== WHAT TO DO ==
Transcribe the entries exactly; images are not part of the copy.

== INPUT RECORDS ==
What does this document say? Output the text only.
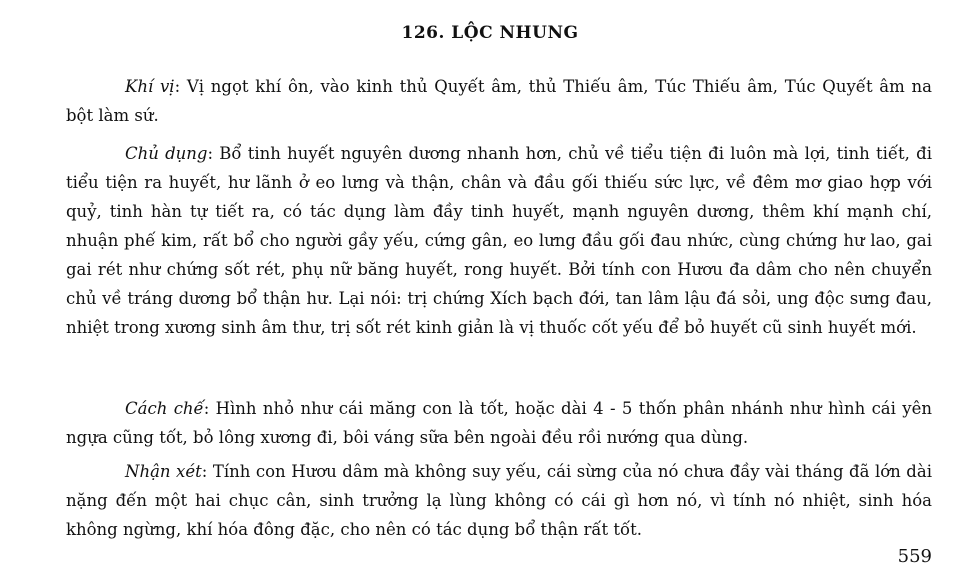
126. LỘC NHUNG

Khí vị: Vị ngọt khí ôn, vào kinh thủ Quyết âm, thủ Thiếu âm, Túc Thiếu âm, Túc Quyết âm na bột làm sứ.

Chủ dụng: Bổ tinh huyết nguyên dương nhanh hơn, chủ về tiểu tiện đi luôn mà lợi, tinh tiết, đi tiểu tiện ra huyết, hư lãnh ở eo lưng và thận, chân và đầu gối thiếu sức lực, về đêm mơ giao hợp với quỷ, tinh hàn tự tiết ra, có tác dụng làm đầy tinh huyết, mạnh nguyên dương, thêm khí mạnh chí, nhuận phế kim, rất bổ cho người gầy yếu, cứng gân, eo lưng đầu gối đau nhức, cùng chứng hư lao, gai gai rét như chứng sốt rét, phụ nữ băng huyết, rong huyết. Bởi tính con Hươu đa dâm cho nên chuyển chủ về tráng dương bổ thận hư. Lại nói: trị chứng Xích bạch đới, tan lâm lậu đá sỏi, ung độc sưng đau, nhiệt trong xương sinh âm thư, trị sốt rét kinh giản là vị thuốc cốt yếu để bỏ huyết cũ sinh huyết mới.

Cách chế: Hình nhỏ như cái măng con là tốt, hoặc dài 4 - 5 thốn phân nhánh như hình cái yên ngựa cũng tốt, bỏ lông xương đi, bôi váng sữa bên ngoài đều rồi nướng qua dùng.

Nhận xét: Tính con Hươu dâm mà không suy yếu, cái sừng của nó chưa đầy vài tháng đã lớn dài nặng đến một hai chục cân, sinh trưởng lạ lùng không có cái gì hơn nó, vì tính nó nhiệt, sinh hóa không ngừng, khí hóa đông đặc, cho nên có tác dụng bổ thận rất tốt.

559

== CORRECT RESULT ==
What does this document say? Output the text only.
126. LỘC NHUNG

Khí vị: Vị ngọt khí ôn, vào kinh thủ Quyết âm, thủ Thiếu âm, Túc Thiếu âm, Túc Quyết âm na bột làm sứ.

Chủ dụng: Bổ tinh huyết nguyên dương nhanh hơn, chủ về tiểu tiện đi luôn mà lợi, tinh tiết, đi tiểu tiện ra huyết, hư lãnh ở eo lưng và thận, chân và đầu gối thiếu sức lực, về đêm mơ giao hợp với quỷ, tinh hàn tự tiết ra, có tác dụng làm đầy tinh huyết, mạnh nguyên dương, thêm khí mạnh chí, nhuận phế kim, rất bổ cho người gầy yếu, cứng gân, eo lưng đầu gối đau nhức, cùng chứng hư lao, gai gai rét như chứng sốt rét, phụ nữ băng huyết, rong huyết. Bởi tính con Hươu đa dâm cho nên chuyển chủ về tráng dương bổ thận hư. Lại nói: trị chứng Xích bạch đới, tan lâm lậu đá sỏi, ung độc sưng đau, nhiệt trong xương sinh âm thư, trị sốt rét kinh giản là vị thuốc cốt yếu để bỏ huyết cũ sinh huyết mới.

Cách chế: Hình nhỏ như cái măng con là tốt, hoặc dài 4 - 5 thốn phân nhánh như hình cái yên ngựa cũng tốt, bỏ lông xương đi, bôi váng sữa bên ngoài đều rồi nướng qua dùng.

Nhận xét: Tính con Hươu dâm mà không suy yếu, cái sừng của nó chưa đầy vài tháng đã lớn dài nặng đến một hai chục cân, sinh trưởng lạ lùng không có cái gì hơn nó, vì tính nó nhiệt, sinh hóa không ngừng, khí hóa đông đặc, cho nên có tác dụng bổ thận rất tốt.

559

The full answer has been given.